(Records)
------
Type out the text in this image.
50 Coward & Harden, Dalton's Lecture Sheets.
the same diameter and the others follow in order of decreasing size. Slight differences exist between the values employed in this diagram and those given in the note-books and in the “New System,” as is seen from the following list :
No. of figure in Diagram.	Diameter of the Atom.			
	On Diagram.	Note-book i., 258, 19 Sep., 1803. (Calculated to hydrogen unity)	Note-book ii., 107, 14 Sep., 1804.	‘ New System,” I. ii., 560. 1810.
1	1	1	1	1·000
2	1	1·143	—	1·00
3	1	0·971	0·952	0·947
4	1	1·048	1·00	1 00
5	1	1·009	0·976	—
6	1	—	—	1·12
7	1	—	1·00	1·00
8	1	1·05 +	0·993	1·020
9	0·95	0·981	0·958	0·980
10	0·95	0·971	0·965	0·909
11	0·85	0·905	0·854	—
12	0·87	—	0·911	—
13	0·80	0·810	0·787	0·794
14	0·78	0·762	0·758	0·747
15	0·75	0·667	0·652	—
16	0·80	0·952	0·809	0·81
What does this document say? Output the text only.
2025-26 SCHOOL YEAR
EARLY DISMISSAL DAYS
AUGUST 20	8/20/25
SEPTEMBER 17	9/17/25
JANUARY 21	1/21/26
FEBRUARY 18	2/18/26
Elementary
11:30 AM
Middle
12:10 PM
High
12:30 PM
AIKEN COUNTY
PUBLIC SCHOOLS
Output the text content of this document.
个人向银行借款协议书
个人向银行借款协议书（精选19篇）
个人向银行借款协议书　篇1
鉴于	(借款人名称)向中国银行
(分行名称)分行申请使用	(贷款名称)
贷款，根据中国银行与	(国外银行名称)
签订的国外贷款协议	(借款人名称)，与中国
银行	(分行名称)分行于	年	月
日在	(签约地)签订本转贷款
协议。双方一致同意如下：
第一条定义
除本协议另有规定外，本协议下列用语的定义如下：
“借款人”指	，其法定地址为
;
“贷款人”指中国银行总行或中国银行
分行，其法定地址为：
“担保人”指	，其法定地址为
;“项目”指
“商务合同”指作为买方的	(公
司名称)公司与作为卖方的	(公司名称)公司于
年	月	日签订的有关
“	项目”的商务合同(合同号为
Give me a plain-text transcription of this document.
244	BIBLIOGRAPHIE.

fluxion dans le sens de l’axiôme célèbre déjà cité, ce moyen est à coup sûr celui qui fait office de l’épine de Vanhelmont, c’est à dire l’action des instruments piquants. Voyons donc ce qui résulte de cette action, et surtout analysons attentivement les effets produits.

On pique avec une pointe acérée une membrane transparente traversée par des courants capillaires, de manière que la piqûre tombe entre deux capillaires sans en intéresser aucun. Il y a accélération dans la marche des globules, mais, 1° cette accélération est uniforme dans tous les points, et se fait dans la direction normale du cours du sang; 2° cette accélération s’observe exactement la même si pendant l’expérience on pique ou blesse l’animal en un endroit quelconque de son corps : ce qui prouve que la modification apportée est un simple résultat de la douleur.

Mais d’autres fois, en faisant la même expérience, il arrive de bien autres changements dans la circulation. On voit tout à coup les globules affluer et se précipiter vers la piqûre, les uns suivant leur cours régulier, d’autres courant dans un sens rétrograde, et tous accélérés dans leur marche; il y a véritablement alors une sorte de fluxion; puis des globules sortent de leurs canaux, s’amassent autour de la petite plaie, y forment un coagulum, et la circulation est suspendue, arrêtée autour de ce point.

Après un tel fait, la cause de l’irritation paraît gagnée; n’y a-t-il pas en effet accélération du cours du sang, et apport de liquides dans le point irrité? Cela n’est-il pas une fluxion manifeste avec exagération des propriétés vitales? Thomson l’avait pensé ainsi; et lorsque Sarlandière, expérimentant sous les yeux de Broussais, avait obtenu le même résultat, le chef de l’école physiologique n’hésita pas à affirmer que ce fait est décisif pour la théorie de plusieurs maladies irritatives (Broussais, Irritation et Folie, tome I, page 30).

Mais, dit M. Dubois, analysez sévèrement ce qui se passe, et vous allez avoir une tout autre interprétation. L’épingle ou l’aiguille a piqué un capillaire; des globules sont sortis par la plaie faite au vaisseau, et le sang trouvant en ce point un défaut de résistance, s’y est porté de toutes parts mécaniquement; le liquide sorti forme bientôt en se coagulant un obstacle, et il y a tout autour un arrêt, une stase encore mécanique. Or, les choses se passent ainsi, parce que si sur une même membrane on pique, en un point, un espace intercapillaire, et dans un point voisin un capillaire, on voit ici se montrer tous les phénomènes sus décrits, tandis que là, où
------
Give all the records again. Match them exactly.

- Answer for the task
Type out the text in this image.
50 Coward & Harden, Dalton's Lecture Sheets.
the same diameter and the others follow in order of decreasing size. Slight differences exist between the values employed in this diagram and those given in the note-books and in the “New System,” as is seen from the following list :
No. of figure in Diagram.	Diameter of the Atom.			
	On Diagram.	Note-book i., 258, 19 Sep., 1803. (Calculated to hydrogen unity)	Note-book ii., 107, 14 Sep., 1804.	‘ New System,” I. ii., 560. 1810.
1	1	1	1	1·000
2	1	1·143	—	1·00
3	1	0·971	0·952	0·947
4	1	1·048	1·00	1 00
5	1	1·009	0·976	—
6	1	—	—	1·12
7	1	—	1·00	1·00
8	1	1·05 +	0·993	1·020
9	0·95	0·981	0·958	0·980
10	0·95	0·971	0·965	0·909
11	0·85	0·905	0·854	—
12	0·87	—	0·911	—
13	0·80	0·810	0·787	0·794
14	0·78	0·762	0·758	0·747
15	0·75	0·667	0·652	—
16	0·80	0·952	0·809	0·81
What does this document say? Output the text only.
2025-26 SCHOOL YEAR
EARLY DISMISSAL DAYS
AUGUST 20	8/20/25
SEPTEMBER 17	9/17/25
JANUARY 21	1/21/26
FEBRUARY 18	2/18/26
Elementary
11:30 AM
Middle
12:10 PM
High
12:30 PM
AIKEN COUNTY
PUBLIC SCHOOLS
Output the text content of this document.
个人向银行借款协议书
个人向银行借款协议书（精选19篇）
个人向银行借款协议书　篇1
鉴于	(借款人名称)向中国银行
(分行名称)分行申请使用	(贷款名称)
贷款，根据中国银行与	(国外银行名称)
签订的国外贷款协议	(借款人名称)，与中国
银行	(分行名称)分行于	年	月
日在	(签约地)签订本转贷款
协议。双方一致同意如下：
第一条定义
除本协议另有规定外，本协议下列用语的定义如下：
“借款人”指	，其法定地址为
;
“贷款人”指中国银行总行或中国银行
分行，其法定地址为：
“担保人”指	，其法定地址为
;“项目”指
“商务合同”指作为买方的	(公
司名称)公司与作为卖方的	(公司名称)公司于
年	月	日签订的有关
“	项目”的商务合同(合同号为
Give me a plain-text transcription of this document.
244	BIBLIOGRAPHIE.

fluxion dans le sens de l’axiôme célèbre déjà cité, ce moyen est à coup sûr celui qui fait office de l’épine de Vanhelmont, c’est à dire l’action des instruments piquants. Voyons donc ce qui résulte de cette action, et surtout analysons attentivement les effets produits.

On pique avec une pointe acérée une membrane transparente traversée par des courants capillaires, de manière que la piqûre tombe entre deux capillaires sans en intéresser aucun. Il y a accélération dans la marche des globules, mais, 1° cette accélération est uniforme dans tous les points, et se fait dans la direction normale du cours du sang; 2° cette accélération s’observe exactement la même si pendant l’expérience on pique ou blesse l’animal en un endroit quelconque de son corps : ce qui prouve que la modification apportée est un simple résultat de la douleur.

Mais d’autres fois, en faisant la même expérience, il arrive de bien autres changements dans la circulation. On voit tout à coup les globules affluer et se précipiter vers la piqûre, les uns suivant leur cours régulier, d’autres courant dans un sens rétrograde, et tous accélérés dans leur marche; il y a véritablement alors une sorte de fluxion; puis des globules sortent de leurs canaux, s’amassent autour de la petite plaie, y forment un coagulum, et la circulation est suspendue, arrêtée autour de ce point.

Après un tel fait, la cause de l’irritation paraît gagnée; n’y a-t-il pas en effet accélération du cours du sang, et apport de liquides dans le point irrité? Cela n’est-il pas une fluxion manifeste avec exagération des propriétés vitales? Thomson l’avait pensé ainsi; et lorsque Sarlandière, expérimentant sous les yeux de Broussais, avait obtenu le même résultat, le chef de l’école physiologique n’hésita pas à affirmer que ce fait est décisif pour la théorie de plusieurs maladies irritatives (Broussais, Irritation et Folie, tome I, page 30).

Mais, dit M. Dubois, analysez sévèrement ce qui se passe, et vous allez avoir une tout autre interprétation. L’épingle ou l’aiguille a piqué un capillaire; des globules sont sortis par la plaie faite au vaisseau, et le sang trouvant en ce point un défaut de résistance, s’y est porté de toutes parts mécaniquement; le liquide sorti forme bientôt en se coagulant un obstacle, et il y a tout autour un arrêt, une stase encore mécanique. Or, les choses se passent ainsi, parce que si sur une même membrane on pique, en un point, un espace intercapillaire, et dans un point voisin un capillaire, on voit ici se montrer tous les phénomènes sus décrits, tandis que là, où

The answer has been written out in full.